BRIEF: Repeat the material verbatim and drop the pictures.

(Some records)
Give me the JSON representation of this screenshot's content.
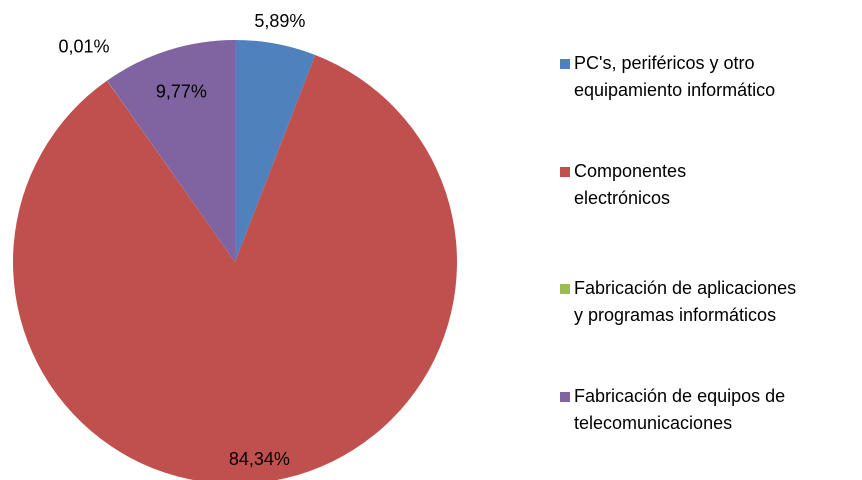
{
  "chart_data": {
    "type": "pie",
    "categories": [
      "PC's, periféricos y otro equipamiento informático",
      "Componentes electrónicos",
      "Fabricación de aplicaciones y programas informáticos",
      "Fabricación de equipos de telecomunicaciones"
    ],
    "values": [
      5.89,
      84.34,
      0.01,
      9.77
    ],
    "value_labels": [
      "5,89%",
      "84,34%",
      "0,01%",
      "9,77%"
    ],
    "colors": [
      "#4f81bd",
      "#c0504d",
      "#9bbb59",
      "#8064a2"
    ],
    "legend": "right"
  }
}
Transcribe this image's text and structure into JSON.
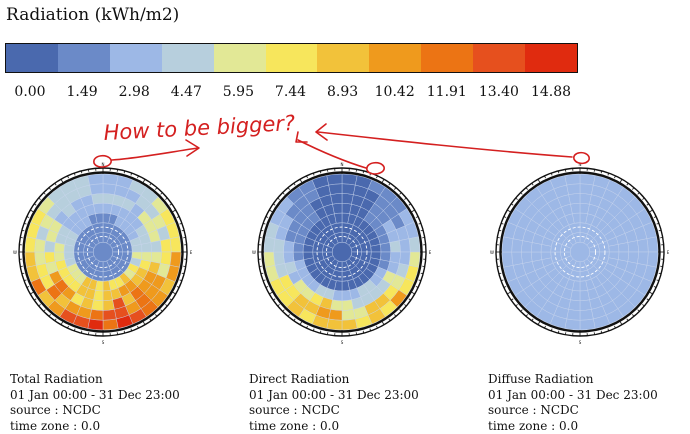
{
  "legend": {
    "title": "Radiation (kWh/m2)",
    "ticks": [
      "0.00",
      "1.49",
      "2.98",
      "4.47",
      "5.95",
      "7.44",
      "8.93",
      "10.42",
      "11.91",
      "13.40",
      "14.88"
    ],
    "colors": [
      "#4a69ae",
      "#6b8ac8",
      "#9db8e6",
      "#b7cfdd",
      "#e2e896",
      "#f7e65c",
      "#f2c23a",
      "#ef9a1d",
      "#ec7414",
      "#e6501e",
      "#e02b0f"
    ]
  },
  "annotation": {
    "text": "How to be bigger?",
    "color": "#d42020"
  },
  "chart_data": [
    {
      "type": "heatmap",
      "subtype": "sky-dome",
      "title": "Total Radiation",
      "caption": [
        "Total Radiation",
        "01 Jan 00:00 - 31 Dec 23:00",
        "source : NCDC",
        "time zone : 0.0"
      ],
      "compass": [
        "N",
        "E",
        "S",
        "W"
      ],
      "profile": "total"
    },
    {
      "type": "heatmap",
      "subtype": "sky-dome",
      "title": "Direct Radiation",
      "caption": [
        "Direct Radiation",
        "01 Jan 00:00 - 31 Dec 23:00",
        "source : NCDC",
        "time zone : 0.0"
      ],
      "compass": [
        "N",
        "E",
        "S",
        "W"
      ],
      "profile": "direct"
    },
    {
      "type": "heatmap",
      "subtype": "sky-dome",
      "title": "Diffuse Radiation",
      "caption": [
        "Diffuse Radiation",
        "01 Jan 00:00 - 31 Dec 23:00",
        "source : NCDC",
        "time zone : 0.0"
      ],
      "compass": [
        "N",
        "E",
        "S",
        "W"
      ],
      "profile": "diffuse"
    }
  ]
}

RESPONSE TO THE TASK:
Give me the JSON representation of this screenshot's content.
{
  "chart_data": {
    "type": "pie",
    "categories": [
      "PC's, periféricos y otro equipamiento informático",
      "Componentes electrónicos",
      "Fabricación de aplicaciones y programas informáticos",
      "Fabricación de equipos de telecomunicaciones"
    ],
    "values": [
      5.89,
      84.34,
      0.01,
      9.77
    ],
    "value_labels": [
      "5,89%",
      "84,34%",
      "0,01%",
      "9,77%"
    ],
    "colors": [
      "#4f81bd",
      "#c0504d",
      "#9bbb59",
      "#8064a2"
    ],
    "legend": "right"
  }
}
Transcribe this image's text and structure into JSON.
{
  "legend": {
    "title": "Radiation (kWh/m2)",
    "ticks": [
      "0.00",
      "1.49",
      "2.98",
      "4.47",
      "5.95",
      "7.44",
      "8.93",
      "10.42",
      "11.91",
      "13.40",
      "14.88"
    ],
    "colors": [
      "#4a69ae",
      "#6b8ac8",
      "#9db8e6",
      "#b7cfdd",
      "#e2e896",
      "#f7e65c",
      "#f2c23a",
      "#ef9a1d",
      "#ec7414",
      "#e6501e",
      "#e02b0f"
    ]
  },
  "annotation": {
    "text": "How to be bigger?",
    "color": "#d42020"
  },
  "chart_data": [
    {
      "type": "heatmap",
      "subtype": "sky-dome",
      "title": "Total Radiation",
      "caption": [
        "Total Radiation",
        "01 Jan 00:00 - 31 Dec 23:00",
        "source : NCDC",
        "time zone : 0.0"
      ],
      "compass": [
        "N",
        "E",
        "S",
        "W"
      ],
      "profile": "total"
    },
    {
      "type": "heatmap",
      "subtype": "sky-dome",
      "title": "Direct Radiation",
      "caption": [
        "Direct Radiation",
        "01 Jan 00:00 - 31 Dec 23:00",
        "source : NCDC",
        "time zone : 0.0"
      ],
      "compass": [
        "N",
        "E",
        "S",
        "W"
      ],
      "profile": "direct"
    },
    {
      "type": "heatmap",
      "subtype": "sky-dome",
      "title": "Diffuse Radiation",
      "caption": [
        "Diffuse Radiation",
        "01 Jan 00:00 - 31 Dec 23:00",
        "source : NCDC",
        "time zone : 0.0"
      ],
      "compass": [
        "N",
        "E",
        "S",
        "W"
      ],
      "profile": "diffuse"
    }
  ]
}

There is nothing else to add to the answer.